Records that describe figures
__________________________________________________
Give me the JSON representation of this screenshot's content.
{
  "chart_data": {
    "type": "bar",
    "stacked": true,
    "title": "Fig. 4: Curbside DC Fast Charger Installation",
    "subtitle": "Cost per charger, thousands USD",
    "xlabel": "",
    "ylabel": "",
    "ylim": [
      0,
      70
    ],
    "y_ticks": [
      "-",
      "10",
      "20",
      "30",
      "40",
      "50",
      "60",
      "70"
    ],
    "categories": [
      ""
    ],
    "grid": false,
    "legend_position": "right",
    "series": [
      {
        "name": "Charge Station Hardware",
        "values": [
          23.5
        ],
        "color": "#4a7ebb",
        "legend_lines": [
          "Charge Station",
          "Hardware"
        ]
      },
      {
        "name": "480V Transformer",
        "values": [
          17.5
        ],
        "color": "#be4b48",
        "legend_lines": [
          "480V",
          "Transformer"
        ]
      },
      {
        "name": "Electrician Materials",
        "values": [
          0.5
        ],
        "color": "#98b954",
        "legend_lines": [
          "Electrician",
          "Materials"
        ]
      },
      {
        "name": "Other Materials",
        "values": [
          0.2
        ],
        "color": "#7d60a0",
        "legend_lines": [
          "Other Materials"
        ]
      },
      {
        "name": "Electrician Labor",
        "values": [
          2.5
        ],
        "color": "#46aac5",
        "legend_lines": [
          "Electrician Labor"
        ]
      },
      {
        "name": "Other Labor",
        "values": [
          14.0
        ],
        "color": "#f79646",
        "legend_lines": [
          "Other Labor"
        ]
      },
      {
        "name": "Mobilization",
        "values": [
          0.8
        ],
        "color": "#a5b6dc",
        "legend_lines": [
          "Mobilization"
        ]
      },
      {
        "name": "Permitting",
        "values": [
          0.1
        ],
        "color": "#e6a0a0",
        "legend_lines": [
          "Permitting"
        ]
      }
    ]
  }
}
__________________________________________________
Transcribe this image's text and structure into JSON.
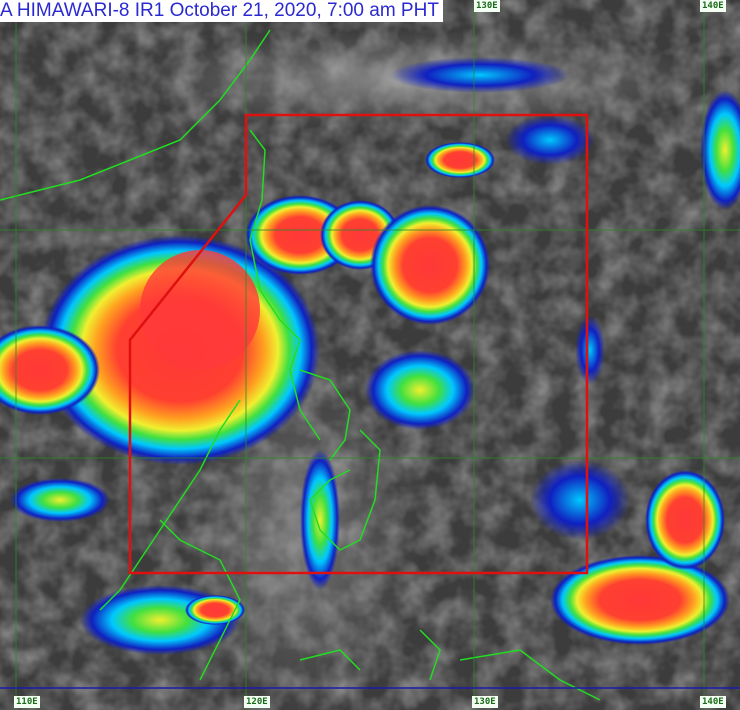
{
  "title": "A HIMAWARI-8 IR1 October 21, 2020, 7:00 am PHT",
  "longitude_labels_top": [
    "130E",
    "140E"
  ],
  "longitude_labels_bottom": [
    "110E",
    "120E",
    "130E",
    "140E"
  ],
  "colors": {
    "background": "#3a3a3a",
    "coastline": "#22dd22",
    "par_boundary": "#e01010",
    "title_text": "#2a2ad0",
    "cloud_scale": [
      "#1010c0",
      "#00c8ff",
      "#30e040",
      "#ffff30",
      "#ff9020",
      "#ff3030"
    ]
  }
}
__________________________________________________
From the entries above, copy every line where the word "JSON" shows up.

Give me the JSON representation of this screenshot's content.
Transcribe this image's text and structure into JSON.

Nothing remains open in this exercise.